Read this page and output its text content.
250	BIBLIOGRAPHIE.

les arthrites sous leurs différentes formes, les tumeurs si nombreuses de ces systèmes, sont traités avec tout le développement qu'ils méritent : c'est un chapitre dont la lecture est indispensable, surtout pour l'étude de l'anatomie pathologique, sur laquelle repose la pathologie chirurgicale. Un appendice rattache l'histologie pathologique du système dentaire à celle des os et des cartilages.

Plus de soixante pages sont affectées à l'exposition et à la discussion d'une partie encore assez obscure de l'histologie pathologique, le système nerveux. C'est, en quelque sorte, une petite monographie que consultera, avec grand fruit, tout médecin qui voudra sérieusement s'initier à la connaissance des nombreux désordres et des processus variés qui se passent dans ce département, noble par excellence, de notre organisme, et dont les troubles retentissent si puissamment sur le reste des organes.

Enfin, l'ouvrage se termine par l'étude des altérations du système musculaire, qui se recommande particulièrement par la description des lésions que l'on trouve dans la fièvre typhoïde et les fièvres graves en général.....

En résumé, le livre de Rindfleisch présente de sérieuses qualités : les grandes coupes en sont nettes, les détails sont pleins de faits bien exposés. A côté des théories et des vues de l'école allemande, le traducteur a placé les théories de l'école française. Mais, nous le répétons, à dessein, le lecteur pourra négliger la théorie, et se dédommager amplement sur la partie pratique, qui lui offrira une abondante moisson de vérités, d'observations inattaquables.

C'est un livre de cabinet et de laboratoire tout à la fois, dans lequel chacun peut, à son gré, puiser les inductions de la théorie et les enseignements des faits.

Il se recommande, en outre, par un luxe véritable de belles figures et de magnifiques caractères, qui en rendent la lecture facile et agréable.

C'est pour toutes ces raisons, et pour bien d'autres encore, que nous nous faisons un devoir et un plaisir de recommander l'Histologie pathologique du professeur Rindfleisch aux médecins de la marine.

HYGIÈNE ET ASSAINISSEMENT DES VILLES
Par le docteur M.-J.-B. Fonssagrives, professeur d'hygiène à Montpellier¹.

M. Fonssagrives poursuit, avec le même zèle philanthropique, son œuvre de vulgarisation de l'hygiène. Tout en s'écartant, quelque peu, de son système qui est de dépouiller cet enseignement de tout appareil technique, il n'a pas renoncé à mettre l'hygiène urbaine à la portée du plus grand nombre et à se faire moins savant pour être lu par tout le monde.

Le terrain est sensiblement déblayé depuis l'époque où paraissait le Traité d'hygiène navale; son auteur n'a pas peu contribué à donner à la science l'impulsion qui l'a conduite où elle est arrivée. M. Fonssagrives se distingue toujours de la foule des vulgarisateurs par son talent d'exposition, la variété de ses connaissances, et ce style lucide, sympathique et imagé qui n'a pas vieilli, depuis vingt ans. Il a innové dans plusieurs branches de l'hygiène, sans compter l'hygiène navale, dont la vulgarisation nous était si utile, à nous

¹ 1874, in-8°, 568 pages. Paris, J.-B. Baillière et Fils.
--------------------------------
• _Goal_: Return only the number of lines in the data that contain "livre".

• _Response to the exercise_: 2